OBJECTIVE =>
In the listing below, identify each line with the word "into" and return those lines.

[Dataset listings of figures]
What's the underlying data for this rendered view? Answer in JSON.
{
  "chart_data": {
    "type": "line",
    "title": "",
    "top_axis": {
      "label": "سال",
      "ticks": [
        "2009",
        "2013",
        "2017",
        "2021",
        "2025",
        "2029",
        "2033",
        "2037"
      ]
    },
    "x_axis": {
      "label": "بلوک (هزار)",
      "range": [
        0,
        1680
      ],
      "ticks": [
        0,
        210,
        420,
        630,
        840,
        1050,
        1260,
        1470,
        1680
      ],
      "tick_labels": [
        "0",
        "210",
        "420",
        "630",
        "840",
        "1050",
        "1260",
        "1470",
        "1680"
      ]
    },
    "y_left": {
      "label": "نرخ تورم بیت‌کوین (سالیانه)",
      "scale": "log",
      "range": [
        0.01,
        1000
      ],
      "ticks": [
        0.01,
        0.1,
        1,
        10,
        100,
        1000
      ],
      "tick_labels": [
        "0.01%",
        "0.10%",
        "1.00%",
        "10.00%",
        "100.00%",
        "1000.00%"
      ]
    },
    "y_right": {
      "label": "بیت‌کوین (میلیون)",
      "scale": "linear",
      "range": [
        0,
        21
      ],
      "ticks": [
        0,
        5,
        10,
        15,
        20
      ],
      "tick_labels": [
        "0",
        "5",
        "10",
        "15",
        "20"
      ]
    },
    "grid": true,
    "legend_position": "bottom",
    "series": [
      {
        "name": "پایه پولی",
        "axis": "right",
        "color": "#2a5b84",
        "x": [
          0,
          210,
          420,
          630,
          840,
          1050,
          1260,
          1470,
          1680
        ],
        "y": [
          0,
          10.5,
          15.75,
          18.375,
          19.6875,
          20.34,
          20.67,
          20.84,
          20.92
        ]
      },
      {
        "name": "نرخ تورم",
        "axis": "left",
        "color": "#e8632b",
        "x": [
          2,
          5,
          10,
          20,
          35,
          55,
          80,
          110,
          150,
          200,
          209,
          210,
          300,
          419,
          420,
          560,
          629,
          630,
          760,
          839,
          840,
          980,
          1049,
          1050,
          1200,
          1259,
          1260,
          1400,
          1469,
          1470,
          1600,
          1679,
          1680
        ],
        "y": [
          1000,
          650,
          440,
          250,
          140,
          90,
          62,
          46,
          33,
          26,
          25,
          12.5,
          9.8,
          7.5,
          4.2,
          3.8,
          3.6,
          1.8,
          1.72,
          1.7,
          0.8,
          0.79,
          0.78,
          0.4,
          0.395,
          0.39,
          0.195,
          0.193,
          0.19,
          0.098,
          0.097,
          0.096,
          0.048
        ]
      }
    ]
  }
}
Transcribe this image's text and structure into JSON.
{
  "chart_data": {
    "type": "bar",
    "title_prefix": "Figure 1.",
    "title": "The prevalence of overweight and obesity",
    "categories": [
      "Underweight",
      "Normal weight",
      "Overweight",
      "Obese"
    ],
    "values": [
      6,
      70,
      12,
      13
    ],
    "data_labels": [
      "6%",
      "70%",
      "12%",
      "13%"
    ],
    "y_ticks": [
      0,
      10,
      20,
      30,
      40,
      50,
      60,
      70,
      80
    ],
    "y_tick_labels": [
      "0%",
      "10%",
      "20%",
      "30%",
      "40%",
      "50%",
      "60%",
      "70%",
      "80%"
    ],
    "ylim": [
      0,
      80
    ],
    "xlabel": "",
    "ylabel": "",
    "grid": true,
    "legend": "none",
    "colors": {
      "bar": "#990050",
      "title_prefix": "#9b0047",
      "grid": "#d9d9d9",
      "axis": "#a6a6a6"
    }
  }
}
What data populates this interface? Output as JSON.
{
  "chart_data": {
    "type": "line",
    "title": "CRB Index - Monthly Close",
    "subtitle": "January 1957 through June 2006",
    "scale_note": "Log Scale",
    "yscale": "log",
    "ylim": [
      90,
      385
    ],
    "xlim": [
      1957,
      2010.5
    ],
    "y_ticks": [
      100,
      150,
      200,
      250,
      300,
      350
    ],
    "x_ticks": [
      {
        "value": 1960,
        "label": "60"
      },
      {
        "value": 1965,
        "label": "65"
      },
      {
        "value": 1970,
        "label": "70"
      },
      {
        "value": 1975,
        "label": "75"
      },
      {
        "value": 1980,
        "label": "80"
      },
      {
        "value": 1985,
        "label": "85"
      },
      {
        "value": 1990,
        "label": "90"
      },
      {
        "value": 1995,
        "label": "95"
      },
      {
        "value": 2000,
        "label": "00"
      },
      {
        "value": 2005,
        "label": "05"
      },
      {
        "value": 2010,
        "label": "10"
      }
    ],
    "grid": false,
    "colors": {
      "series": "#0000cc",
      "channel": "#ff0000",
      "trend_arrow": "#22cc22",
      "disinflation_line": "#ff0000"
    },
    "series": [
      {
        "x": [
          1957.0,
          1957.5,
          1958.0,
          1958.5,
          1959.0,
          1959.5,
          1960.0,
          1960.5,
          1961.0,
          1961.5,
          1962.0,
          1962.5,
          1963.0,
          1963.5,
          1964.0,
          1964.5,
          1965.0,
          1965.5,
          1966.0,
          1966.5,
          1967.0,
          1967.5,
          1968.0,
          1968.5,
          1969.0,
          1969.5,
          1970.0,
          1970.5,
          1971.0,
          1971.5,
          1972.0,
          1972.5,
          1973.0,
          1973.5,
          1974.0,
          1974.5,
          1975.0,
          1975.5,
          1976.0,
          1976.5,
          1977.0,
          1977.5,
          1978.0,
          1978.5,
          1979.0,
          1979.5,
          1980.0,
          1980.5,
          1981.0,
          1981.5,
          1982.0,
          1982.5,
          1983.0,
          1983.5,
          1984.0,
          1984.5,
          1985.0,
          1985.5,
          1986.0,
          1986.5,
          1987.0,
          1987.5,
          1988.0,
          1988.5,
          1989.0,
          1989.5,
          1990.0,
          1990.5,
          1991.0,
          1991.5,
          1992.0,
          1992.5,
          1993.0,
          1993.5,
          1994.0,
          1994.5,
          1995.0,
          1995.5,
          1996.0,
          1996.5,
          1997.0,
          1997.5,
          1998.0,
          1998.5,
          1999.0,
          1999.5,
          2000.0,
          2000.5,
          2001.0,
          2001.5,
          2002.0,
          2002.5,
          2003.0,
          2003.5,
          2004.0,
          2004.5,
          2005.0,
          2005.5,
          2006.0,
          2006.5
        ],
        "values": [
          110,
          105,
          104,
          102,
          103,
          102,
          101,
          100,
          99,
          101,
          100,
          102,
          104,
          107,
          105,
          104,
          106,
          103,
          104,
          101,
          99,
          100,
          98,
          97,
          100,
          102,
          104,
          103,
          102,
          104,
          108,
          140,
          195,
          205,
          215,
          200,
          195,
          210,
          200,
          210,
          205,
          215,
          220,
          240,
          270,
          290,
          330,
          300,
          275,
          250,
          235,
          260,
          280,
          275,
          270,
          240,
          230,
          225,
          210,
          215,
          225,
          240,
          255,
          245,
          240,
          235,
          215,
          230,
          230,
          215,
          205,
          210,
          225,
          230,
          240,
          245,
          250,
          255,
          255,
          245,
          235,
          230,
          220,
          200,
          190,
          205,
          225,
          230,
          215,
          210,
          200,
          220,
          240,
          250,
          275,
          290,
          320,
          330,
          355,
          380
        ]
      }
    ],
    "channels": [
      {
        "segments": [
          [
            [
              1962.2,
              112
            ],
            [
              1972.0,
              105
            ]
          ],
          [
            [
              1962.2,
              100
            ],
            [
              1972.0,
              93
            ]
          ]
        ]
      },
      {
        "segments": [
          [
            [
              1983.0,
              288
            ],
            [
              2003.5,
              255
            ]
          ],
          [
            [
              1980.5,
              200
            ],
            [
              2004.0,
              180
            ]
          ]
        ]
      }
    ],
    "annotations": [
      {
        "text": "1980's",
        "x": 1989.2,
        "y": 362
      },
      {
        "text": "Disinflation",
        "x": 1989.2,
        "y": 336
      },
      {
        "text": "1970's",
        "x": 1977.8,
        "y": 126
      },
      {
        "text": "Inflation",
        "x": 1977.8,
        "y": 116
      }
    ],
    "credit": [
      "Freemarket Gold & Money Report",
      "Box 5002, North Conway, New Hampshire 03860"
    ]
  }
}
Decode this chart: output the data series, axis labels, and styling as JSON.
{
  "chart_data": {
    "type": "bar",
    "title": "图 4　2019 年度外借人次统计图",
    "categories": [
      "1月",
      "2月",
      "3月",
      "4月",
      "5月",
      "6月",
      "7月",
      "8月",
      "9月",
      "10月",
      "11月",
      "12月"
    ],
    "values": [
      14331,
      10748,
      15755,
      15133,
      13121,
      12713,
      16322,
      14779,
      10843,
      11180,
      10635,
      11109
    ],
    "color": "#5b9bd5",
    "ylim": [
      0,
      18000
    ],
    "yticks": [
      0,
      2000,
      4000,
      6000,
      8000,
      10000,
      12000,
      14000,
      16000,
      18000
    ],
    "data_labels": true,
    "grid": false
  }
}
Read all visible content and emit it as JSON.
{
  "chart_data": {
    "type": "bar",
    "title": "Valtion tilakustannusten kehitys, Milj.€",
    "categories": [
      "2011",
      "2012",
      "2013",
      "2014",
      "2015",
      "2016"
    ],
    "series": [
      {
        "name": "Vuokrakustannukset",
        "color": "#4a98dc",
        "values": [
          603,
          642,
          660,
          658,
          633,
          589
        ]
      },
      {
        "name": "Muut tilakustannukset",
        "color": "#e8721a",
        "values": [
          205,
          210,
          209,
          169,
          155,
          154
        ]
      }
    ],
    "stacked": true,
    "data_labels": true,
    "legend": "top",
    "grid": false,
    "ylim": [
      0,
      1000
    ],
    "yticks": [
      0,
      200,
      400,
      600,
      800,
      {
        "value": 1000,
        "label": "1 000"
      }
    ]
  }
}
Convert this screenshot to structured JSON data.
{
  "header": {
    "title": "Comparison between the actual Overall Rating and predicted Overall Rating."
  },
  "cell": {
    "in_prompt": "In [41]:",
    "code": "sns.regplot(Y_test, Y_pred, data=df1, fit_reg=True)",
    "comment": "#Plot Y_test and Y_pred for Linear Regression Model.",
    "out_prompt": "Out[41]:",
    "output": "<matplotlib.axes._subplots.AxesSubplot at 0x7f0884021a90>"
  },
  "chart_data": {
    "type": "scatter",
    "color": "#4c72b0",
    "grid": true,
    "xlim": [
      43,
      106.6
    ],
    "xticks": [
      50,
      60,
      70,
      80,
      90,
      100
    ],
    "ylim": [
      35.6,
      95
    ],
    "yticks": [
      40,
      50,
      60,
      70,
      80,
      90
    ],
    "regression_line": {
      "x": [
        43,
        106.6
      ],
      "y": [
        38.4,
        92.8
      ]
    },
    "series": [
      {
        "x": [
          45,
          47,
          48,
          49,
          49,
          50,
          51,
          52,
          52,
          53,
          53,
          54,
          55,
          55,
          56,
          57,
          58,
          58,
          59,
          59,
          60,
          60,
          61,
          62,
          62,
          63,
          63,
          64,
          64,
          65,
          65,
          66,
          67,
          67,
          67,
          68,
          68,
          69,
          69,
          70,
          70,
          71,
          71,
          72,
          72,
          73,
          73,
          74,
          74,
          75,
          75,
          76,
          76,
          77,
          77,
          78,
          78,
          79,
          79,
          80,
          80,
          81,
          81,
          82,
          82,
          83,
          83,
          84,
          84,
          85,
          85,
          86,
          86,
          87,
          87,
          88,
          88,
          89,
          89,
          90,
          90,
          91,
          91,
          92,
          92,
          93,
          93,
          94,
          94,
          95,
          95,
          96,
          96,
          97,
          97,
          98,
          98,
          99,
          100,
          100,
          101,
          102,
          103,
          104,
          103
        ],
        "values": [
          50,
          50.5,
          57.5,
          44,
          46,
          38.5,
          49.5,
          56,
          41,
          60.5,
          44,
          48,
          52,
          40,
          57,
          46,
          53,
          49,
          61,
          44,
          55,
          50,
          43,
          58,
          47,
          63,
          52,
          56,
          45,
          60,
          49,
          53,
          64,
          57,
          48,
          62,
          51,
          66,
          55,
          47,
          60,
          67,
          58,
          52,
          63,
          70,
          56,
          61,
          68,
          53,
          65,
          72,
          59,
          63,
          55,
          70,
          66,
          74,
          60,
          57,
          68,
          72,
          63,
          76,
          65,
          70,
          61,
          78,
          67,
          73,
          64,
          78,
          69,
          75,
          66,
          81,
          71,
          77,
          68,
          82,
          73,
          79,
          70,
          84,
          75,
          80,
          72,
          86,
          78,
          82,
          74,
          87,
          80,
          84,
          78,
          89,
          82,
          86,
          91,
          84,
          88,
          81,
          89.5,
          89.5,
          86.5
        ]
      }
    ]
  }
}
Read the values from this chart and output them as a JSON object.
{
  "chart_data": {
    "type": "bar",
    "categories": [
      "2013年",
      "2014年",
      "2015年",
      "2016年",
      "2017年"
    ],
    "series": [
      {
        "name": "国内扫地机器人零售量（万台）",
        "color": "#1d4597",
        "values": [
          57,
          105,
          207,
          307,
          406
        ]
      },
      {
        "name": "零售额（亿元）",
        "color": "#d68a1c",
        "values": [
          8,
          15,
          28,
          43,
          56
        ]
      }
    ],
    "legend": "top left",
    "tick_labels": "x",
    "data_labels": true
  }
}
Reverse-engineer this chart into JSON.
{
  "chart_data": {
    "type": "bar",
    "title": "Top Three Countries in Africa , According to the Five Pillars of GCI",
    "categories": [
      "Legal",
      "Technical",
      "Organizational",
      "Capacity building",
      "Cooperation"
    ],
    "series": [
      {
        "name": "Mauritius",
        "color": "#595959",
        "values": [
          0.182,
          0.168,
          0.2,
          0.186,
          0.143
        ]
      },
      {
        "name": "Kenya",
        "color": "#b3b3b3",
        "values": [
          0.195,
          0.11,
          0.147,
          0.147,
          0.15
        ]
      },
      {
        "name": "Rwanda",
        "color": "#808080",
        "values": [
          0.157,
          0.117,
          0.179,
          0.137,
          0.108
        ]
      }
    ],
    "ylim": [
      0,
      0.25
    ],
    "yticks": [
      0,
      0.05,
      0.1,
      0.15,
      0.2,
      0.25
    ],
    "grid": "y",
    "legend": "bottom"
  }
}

EXERCISE RESULT =>
Transcribe this image's text and structure into JSON.
Reverse-engineer this chart into JSON.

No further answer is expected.